* **Listed records**:
*****
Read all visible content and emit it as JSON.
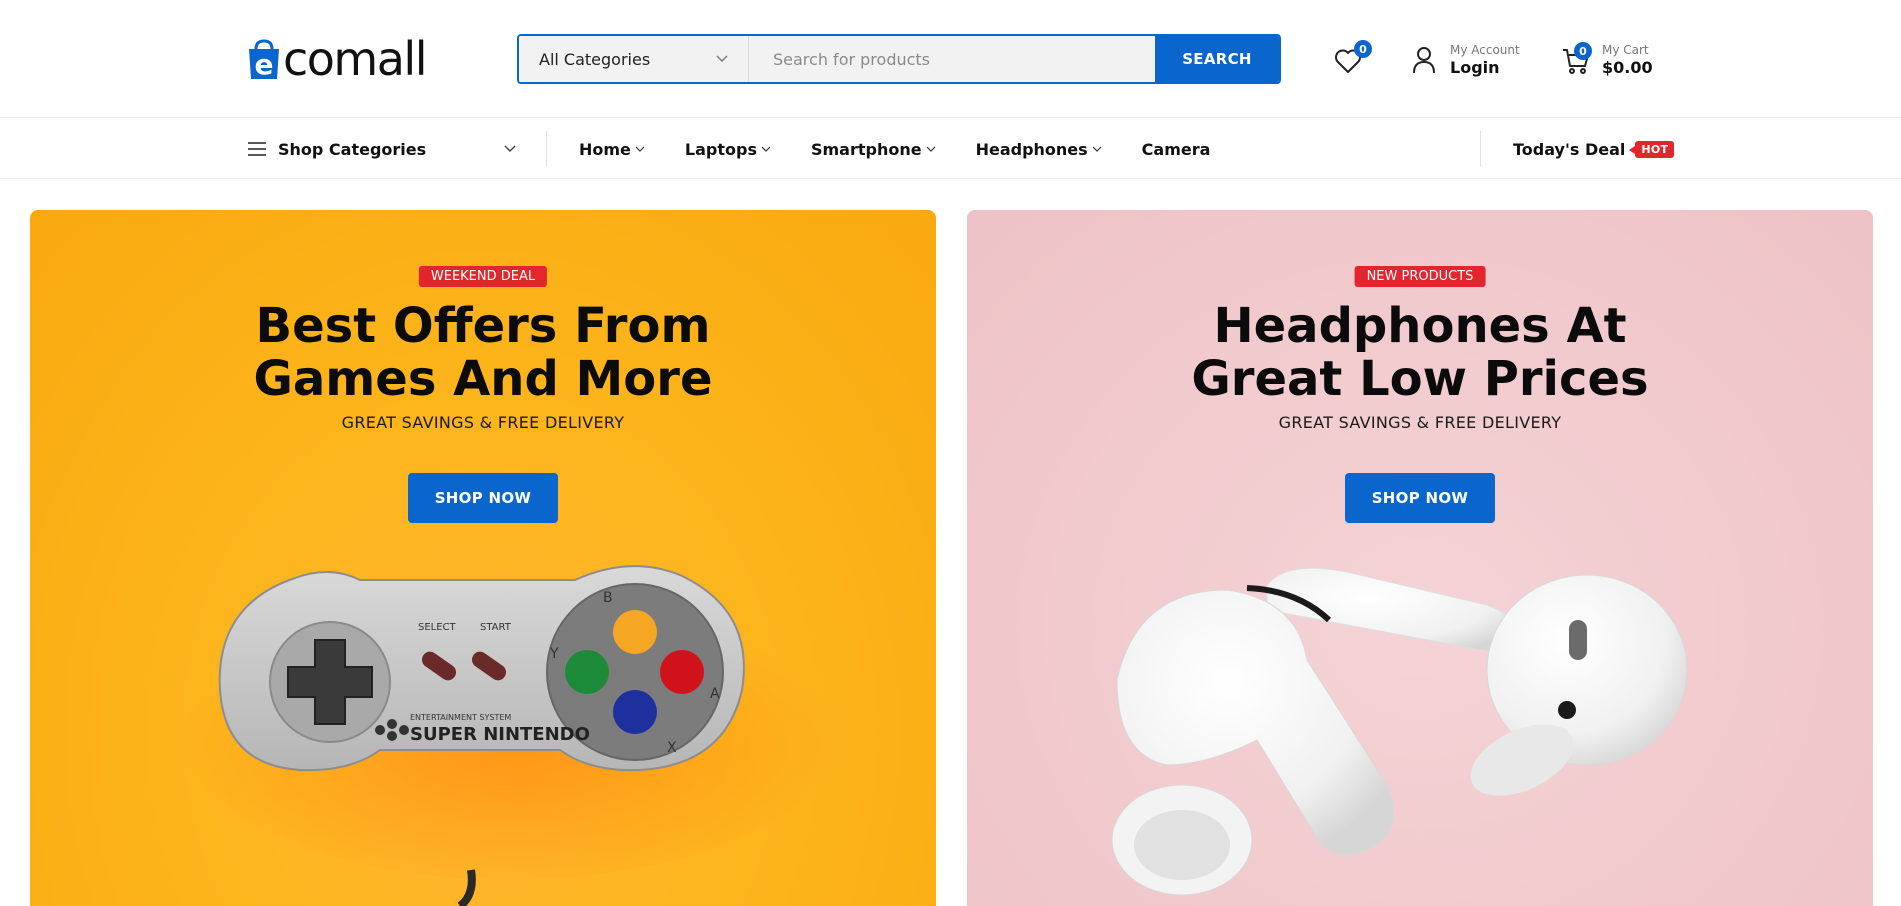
{
  "brand": {
    "logo_text": "comall",
    "logo_letter": "e",
    "accent": "#0a66cc",
    "hot_red": "#e2262d"
  },
  "search": {
    "category_selected": "All Categories",
    "placeholder": "Search for products",
    "value": "",
    "button_label": "SEARCH"
  },
  "header": {
    "wishlist": {
      "icon": "heart-icon",
      "count": "0"
    },
    "account": {
      "icon": "user-icon",
      "small_label": "My Account",
      "big_label": "Login"
    },
    "cart": {
      "icon": "cart-icon",
      "count": "0",
      "small_label": "My Cart",
      "total": "$0.00"
    }
  },
  "nav": {
    "shop_categories": "Shop Categories",
    "menu": [
      {
        "label": "Home",
        "has_dropdown": true
      },
      {
        "label": "Laptops",
        "has_dropdown": true
      },
      {
        "label": "Smartphone",
        "has_dropdown": true
      },
      {
        "label": "Headphones",
        "has_dropdown": true
      },
      {
        "label": "Camera",
        "has_dropdown": false
      }
    ],
    "deal_label": "Today's Deal",
    "deal_badge": "HOT"
  },
  "banners": [
    {
      "tag": "WEEKEND DEAL",
      "title_line1": "Best Offers From",
      "title_line2": "Games And More",
      "subtitle": "GREAT SAVINGS & FREE DELIVERY",
      "button": "SHOP NOW",
      "background": "#fdb51c",
      "art": "game-controller-image",
      "controller_text": {
        "select": "SELECT",
        "start": "START",
        "brand": "SUPER NINTENDO",
        "brand_small": "ENTERTAINMENT SYSTEM",
        "keys": [
          "B",
          "Y",
          "A",
          "X"
        ]
      }
    },
    {
      "tag": "NEW PRODUCTS",
      "title_line1": "Headphones At",
      "title_line2": "Great Low Prices",
      "subtitle": "GREAT SAVINGS & FREE DELIVERY",
      "button": "SHOP NOW",
      "background": "#f1cacd",
      "art": "earbuds-image"
    }
  ]
}
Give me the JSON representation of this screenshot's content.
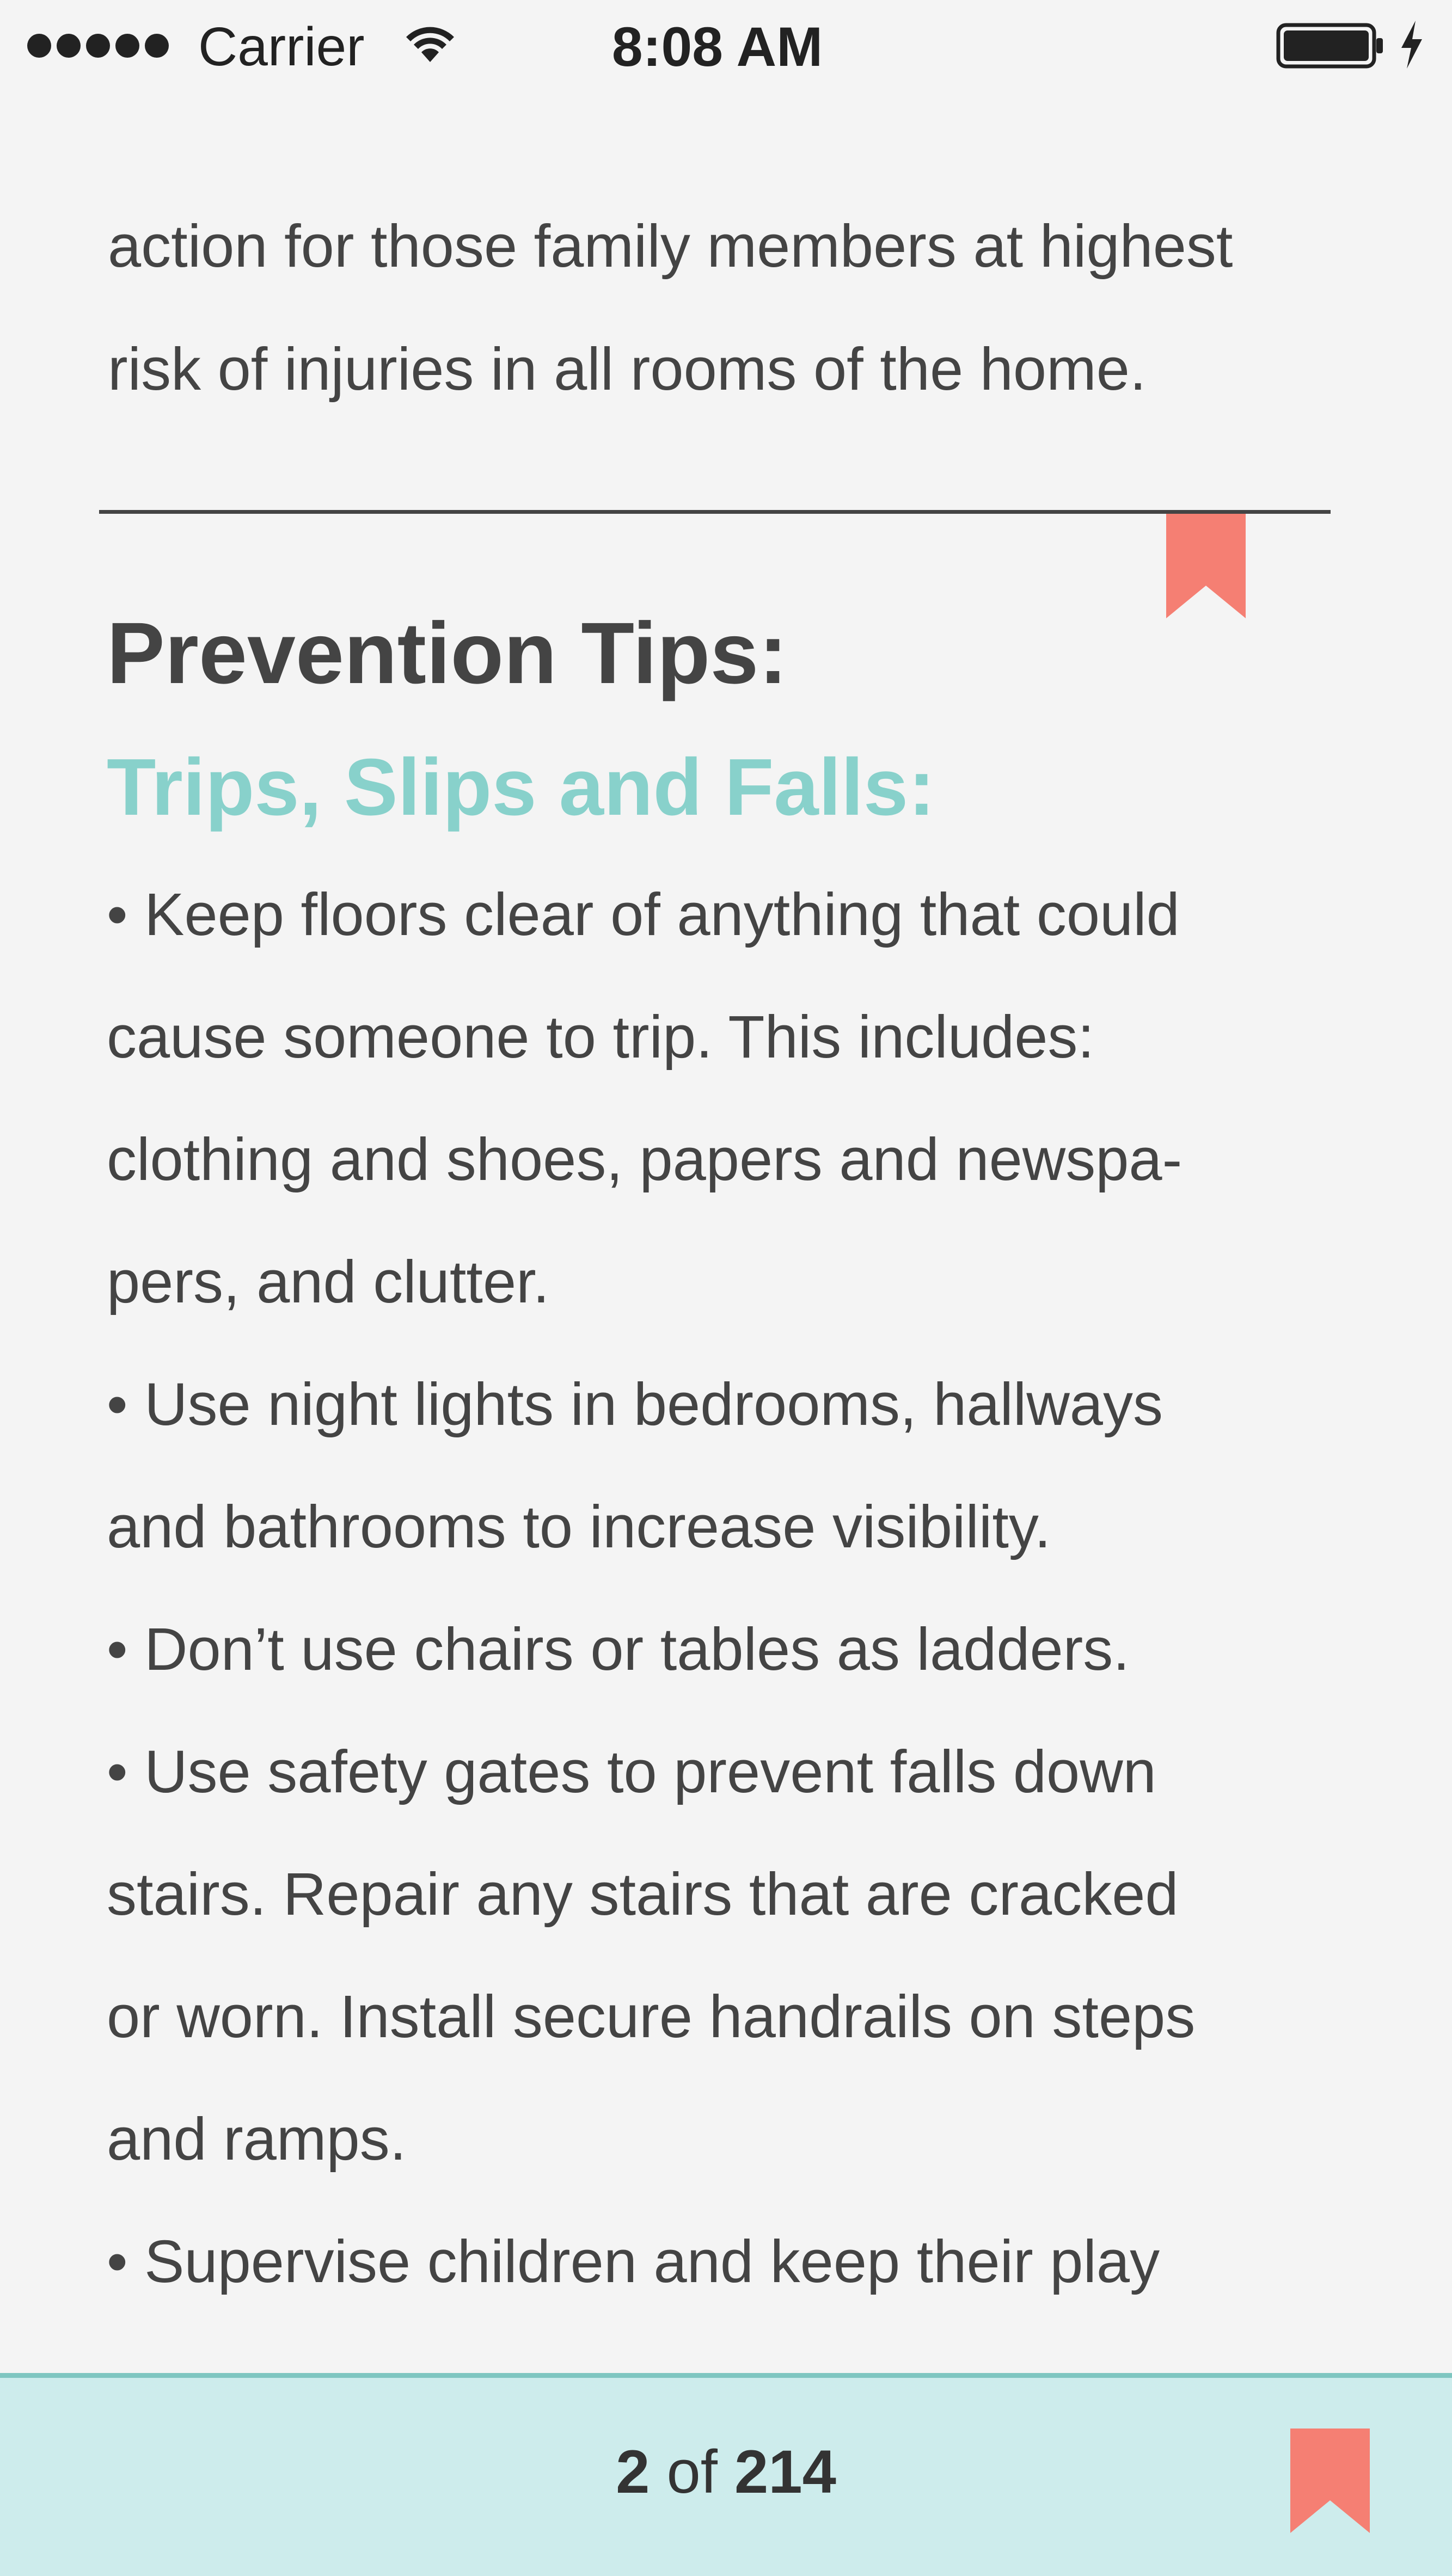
{
  "status_bar": {
    "carrier": "Carrier",
    "time": "8:08 AM",
    "icons": [
      "signal-dots-icon",
      "wifi-icon",
      "battery-icon",
      "charging-bolt-icon"
    ]
  },
  "content": {
    "intro_lines": [
      "action for those family members at highest",
      "risk of injuries in all rooms of the home."
    ],
    "heading": "Prevention Tips:",
    "subheading": "Trips, Slips and Falls:",
    "body_lines": [
      "• Keep floors clear of anything that could",
      "cause someone to trip. This includes:",
      "clothing and shoes, papers and newspa-",
      "pers, and clutter.",
      "• Use night lights in bedrooms, hallways",
      "and bathrooms to increase visibility.",
      "• Don’t use chairs or tables as ladders.",
      "• Use safety gates to prevent falls down",
      "stairs. Repair any stairs that are cracked",
      "or worn. Install secure handrails on steps",
      "and ramps.",
      "• Supervise children and keep their play"
    ]
  },
  "footer": {
    "current_page": "2",
    "of_label": "of",
    "total_pages": "214"
  },
  "colors": {
    "background": "#f4f4f4",
    "text": "#444444",
    "accent_teal": "#88d1cb",
    "bookmark": "#f57f73",
    "footer_bg": "#cdecec",
    "footer_border": "#7fc6c1"
  }
}
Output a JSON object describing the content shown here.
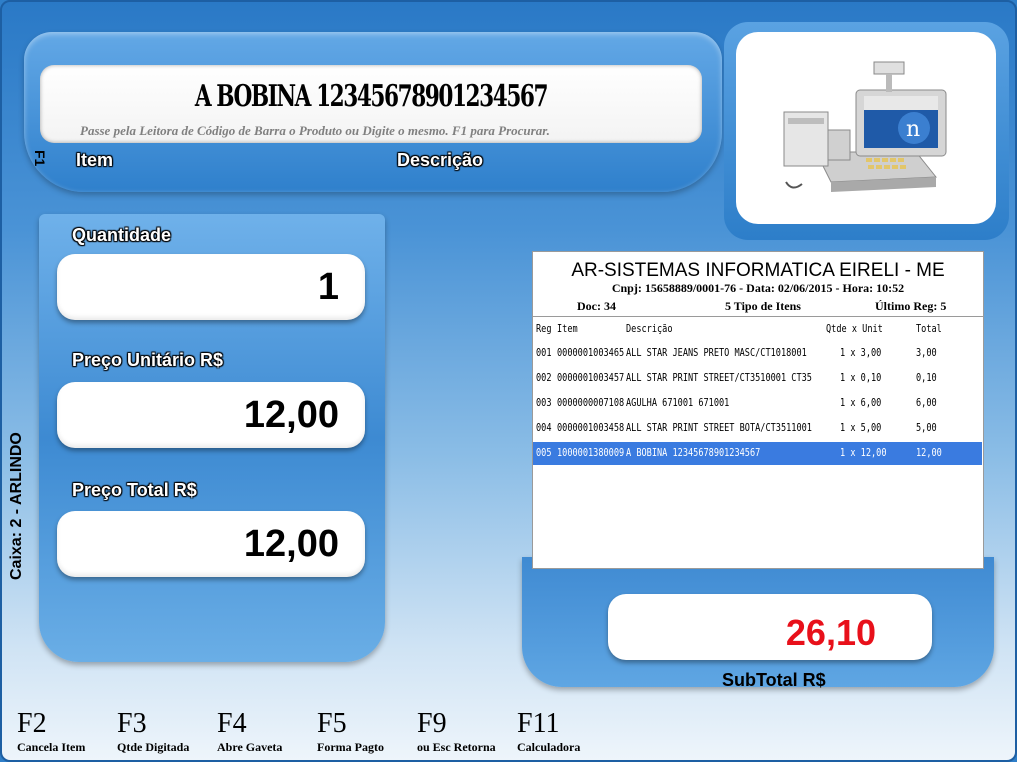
*****
* **What is required**: Reproduce all of the entries word for word, skipping any pictures they hold.

* **Response to the task**:
Read all visible content and emit it as JSON.
{
  "brand": {
    "logo_text": "comall",
    "logo_letter": "e",
    "accent": "#0a66cc",
    "hot_red": "#e2262d"
  },
  "search": {
    "category_selected": "All Categories",
    "placeholder": "Search for products",
    "value": "",
    "button_label": "SEARCH"
  },
  "header": {
    "wishlist": {
      "icon": "heart-icon",
      "count": "0"
    },
    "account": {
      "icon": "user-icon",
      "small_label": "My Account",
      "big_label": "Login"
    },
    "cart": {
      "icon": "cart-icon",
      "count": "0",
      "small_label": "My Cart",
      "total": "$0.00"
    }
  },
  "nav": {
    "shop_categories": "Shop Categories",
    "menu": [
      {
        "label": "Home",
        "has_dropdown": true
      },
      {
        "label": "Laptops",
        "has_dropdown": true
      },
      {
        "label": "Smartphone",
        "has_dropdown": true
      },
      {
        "label": "Headphones",
        "has_dropdown": true
      },
      {
        "label": "Camera",
        "has_dropdown": false
      }
    ],
    "deal_label": "Today's Deal",
    "deal_badge": "HOT"
  },
  "banners": [
    {
      "tag": "WEEKEND DEAL",
      "title_line1": "Best Offers From",
      "title_line2": "Games And More",
      "subtitle": "GREAT SAVINGS & FREE DELIVERY",
      "button": "SHOP NOW",
      "background": "#fdb51c",
      "art": "game-controller-image",
      "controller_text": {
        "select": "SELECT",
        "start": "START",
        "brand": "SUPER NINTENDO",
        "brand_small": "ENTERTAINMENT SYSTEM",
        "keys": [
          "B",
          "Y",
          "A",
          "X"
        ]
      }
    },
    {
      "tag": "NEW PRODUCTS",
      "title_line1": "Headphones At",
      "title_line2": "Great Low Prices",
      "subtitle": "GREAT SAVINGS & FREE DELIVERY",
      "button": "SHOP NOW",
      "background": "#f1cacd",
      "art": "earbuds-image"
    }
  ]
}
Give me the JSON representation of this screenshot's content.
{
  "status_bar": {
    "carrier": "Carrier",
    "time": "8:08 AM",
    "icons": [
      "signal-dots-icon",
      "wifi-icon",
      "battery-icon",
      "charging-bolt-icon"
    ]
  },
  "content": {
    "intro_lines": [
      "action for those family members at highest",
      "risk of injuries in all rooms of the home."
    ],
    "heading": "Prevention Tips:",
    "subheading": "Trips, Slips and Falls:",
    "body_lines": [
      "• Keep floors clear of anything that could",
      "cause someone to trip. This includes:",
      "clothing and shoes, papers and newspa-",
      "pers, and clutter.",
      "• Use night lights in bedrooms, hallways",
      "and bathrooms to increase visibility.",
      "• Don’t use chairs or tables as ladders.",
      "• Use safety gates to prevent falls down",
      "stairs. Repair any stairs that are cracked",
      "or worn. Install secure handrails on steps",
      "and ramps.",
      "• Supervise children and keep their play"
    ]
  },
  "footer": {
    "current_page": "2",
    "of_label": "of",
    "total_pages": "214"
  },
  "colors": {
    "background": "#f4f4f4",
    "text": "#444444",
    "accent_teal": "#88d1cb",
    "bookmark": "#f57f73",
    "footer_bg": "#cdecec",
    "footer_border": "#7fc6c1"
  }
}
Output a JSON object describing the content shown here.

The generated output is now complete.